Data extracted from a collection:
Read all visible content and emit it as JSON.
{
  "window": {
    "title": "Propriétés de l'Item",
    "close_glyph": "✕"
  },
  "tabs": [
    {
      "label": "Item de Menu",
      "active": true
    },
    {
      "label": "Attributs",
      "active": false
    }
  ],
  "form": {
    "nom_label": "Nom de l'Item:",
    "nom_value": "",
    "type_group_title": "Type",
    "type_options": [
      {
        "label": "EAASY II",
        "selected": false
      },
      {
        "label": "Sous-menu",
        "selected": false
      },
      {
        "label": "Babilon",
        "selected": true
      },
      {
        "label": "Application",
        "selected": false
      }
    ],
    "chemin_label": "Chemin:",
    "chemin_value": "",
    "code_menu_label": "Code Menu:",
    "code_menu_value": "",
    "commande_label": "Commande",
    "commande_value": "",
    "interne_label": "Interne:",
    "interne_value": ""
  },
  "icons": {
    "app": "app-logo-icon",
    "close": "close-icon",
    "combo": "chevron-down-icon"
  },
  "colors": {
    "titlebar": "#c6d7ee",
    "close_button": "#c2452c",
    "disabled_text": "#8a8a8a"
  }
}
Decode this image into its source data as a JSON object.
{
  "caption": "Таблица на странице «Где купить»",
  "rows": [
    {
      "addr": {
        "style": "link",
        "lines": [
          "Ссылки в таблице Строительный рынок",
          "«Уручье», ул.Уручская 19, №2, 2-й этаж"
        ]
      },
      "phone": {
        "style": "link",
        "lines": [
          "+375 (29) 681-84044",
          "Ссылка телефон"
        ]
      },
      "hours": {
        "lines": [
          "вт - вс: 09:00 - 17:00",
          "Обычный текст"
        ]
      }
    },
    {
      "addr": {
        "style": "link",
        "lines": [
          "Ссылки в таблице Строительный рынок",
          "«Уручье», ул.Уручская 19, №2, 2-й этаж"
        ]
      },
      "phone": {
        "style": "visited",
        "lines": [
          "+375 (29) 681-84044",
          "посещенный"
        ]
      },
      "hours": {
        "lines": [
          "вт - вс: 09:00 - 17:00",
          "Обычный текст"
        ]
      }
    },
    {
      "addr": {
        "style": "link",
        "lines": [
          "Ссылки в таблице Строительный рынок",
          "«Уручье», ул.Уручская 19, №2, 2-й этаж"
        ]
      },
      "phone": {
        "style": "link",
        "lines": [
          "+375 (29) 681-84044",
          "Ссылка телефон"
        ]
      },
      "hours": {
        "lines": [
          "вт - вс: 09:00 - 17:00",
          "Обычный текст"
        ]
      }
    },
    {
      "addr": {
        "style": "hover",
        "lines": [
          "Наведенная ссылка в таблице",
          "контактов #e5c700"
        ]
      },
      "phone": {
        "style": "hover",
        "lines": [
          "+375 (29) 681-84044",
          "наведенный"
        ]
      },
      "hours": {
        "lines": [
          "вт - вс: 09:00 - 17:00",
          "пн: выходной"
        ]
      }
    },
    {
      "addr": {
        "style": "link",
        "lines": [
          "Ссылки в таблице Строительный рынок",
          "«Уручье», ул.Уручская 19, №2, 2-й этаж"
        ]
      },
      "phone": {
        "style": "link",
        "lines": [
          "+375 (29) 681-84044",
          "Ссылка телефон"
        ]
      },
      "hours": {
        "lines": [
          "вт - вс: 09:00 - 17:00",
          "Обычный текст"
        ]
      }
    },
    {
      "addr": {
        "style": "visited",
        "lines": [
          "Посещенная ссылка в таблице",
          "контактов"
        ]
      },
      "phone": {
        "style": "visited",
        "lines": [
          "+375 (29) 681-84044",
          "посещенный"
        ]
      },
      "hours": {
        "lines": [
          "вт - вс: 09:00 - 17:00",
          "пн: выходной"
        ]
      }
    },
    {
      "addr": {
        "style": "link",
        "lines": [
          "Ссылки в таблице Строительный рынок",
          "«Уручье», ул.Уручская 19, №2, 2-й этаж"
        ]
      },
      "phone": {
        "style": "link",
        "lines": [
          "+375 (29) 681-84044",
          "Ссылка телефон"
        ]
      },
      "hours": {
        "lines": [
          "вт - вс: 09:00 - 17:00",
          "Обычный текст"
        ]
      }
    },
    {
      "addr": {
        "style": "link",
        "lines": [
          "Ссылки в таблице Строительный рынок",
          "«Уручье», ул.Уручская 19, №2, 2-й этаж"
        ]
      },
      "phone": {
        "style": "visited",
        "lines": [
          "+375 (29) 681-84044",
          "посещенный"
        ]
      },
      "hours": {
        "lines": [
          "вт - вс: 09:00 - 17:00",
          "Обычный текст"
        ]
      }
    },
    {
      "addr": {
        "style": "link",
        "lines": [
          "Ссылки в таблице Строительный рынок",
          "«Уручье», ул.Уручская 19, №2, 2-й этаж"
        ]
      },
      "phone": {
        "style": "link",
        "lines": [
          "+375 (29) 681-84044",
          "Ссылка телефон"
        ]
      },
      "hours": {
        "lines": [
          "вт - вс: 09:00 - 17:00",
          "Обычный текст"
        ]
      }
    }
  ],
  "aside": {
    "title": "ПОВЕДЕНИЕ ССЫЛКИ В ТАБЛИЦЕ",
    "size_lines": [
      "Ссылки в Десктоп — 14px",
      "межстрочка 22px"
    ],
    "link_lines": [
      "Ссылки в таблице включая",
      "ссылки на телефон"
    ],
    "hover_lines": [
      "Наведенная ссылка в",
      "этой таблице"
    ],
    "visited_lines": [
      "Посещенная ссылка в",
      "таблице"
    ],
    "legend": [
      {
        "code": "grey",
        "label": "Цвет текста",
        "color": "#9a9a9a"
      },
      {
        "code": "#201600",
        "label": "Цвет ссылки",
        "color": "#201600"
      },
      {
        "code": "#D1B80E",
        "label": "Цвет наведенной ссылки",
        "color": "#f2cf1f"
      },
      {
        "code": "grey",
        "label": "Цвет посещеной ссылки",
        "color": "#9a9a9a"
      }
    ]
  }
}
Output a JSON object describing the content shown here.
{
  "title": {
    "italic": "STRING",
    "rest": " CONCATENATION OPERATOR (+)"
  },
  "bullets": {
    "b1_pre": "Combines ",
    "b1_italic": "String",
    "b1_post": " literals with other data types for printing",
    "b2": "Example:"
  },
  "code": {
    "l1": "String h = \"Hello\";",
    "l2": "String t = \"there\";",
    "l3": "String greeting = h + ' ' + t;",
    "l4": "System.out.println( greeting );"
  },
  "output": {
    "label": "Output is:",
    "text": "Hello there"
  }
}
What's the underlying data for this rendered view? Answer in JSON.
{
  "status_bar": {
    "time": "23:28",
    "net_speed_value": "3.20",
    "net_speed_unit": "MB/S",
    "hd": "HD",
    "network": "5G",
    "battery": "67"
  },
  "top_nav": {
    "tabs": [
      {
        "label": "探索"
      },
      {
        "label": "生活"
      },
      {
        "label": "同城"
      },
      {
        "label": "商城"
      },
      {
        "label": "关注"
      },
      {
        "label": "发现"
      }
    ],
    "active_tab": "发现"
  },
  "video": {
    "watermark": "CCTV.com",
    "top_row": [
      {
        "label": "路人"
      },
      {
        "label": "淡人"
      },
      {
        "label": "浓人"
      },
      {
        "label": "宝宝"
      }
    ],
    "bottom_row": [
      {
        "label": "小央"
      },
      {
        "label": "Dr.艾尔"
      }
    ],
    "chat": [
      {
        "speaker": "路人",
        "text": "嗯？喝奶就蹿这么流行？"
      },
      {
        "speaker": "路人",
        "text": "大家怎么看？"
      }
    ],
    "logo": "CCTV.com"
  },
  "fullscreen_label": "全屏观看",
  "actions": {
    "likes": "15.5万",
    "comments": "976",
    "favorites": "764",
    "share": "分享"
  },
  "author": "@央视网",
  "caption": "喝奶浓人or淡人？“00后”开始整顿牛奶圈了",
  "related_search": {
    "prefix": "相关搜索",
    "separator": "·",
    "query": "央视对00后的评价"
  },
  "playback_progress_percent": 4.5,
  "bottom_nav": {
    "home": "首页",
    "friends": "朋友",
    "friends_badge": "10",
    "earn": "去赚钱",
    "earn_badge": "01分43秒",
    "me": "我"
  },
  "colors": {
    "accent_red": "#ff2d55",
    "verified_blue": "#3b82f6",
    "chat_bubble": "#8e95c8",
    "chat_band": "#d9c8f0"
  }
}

**WHAT YOU WILL DO**
Go through the records and pull out each line that includes the word "this".

**RESPONSE**
Decode this image into its source data as a JSON object.
What's the underlying data for this rendered view? Answer in JSON.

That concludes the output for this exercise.